Reproduce each line of the listing exactly.

START

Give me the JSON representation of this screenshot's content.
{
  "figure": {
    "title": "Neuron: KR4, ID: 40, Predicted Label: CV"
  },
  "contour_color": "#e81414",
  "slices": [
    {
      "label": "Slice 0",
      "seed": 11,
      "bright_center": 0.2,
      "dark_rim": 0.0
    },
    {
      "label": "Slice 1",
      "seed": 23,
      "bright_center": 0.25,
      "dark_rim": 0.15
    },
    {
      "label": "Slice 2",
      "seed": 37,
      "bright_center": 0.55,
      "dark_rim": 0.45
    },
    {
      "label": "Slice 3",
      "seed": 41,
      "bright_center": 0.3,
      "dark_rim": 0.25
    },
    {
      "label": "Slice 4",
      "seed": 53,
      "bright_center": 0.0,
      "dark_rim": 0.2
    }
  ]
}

END

» **Exercise answer**:
Give me the JSON representation of this screenshot's content.
{
  "figure": {
    "title": "Neuron: KR4, ID: 40, Predicted Label: CV"
  },
  "contour_color": "#e81414",
  "slices": [
    {
      "label": "Slice 0",
      "seed": 11,
      "bright_center": 0.2,
      "dark_rim": 0.0
    },
    {
      "label": "Slice 1",
      "seed": 23,
      "bright_center": 0.25,
      "dark_rim": 0.15
    },
    {
      "label": "Slice 2",
      "seed": 37,
      "bright_center": 0.55,
      "dark_rim": 0.45
    },
    {
      "label": "Slice 3",
      "seed": 41,
      "bright_center": 0.3,
      "dark_rim": 0.25
    },
    {
      "label": "Slice 4",
      "seed": 53,
      "bright_center": 0.0,
      "dark_rim": 0.2
    }
  ]
}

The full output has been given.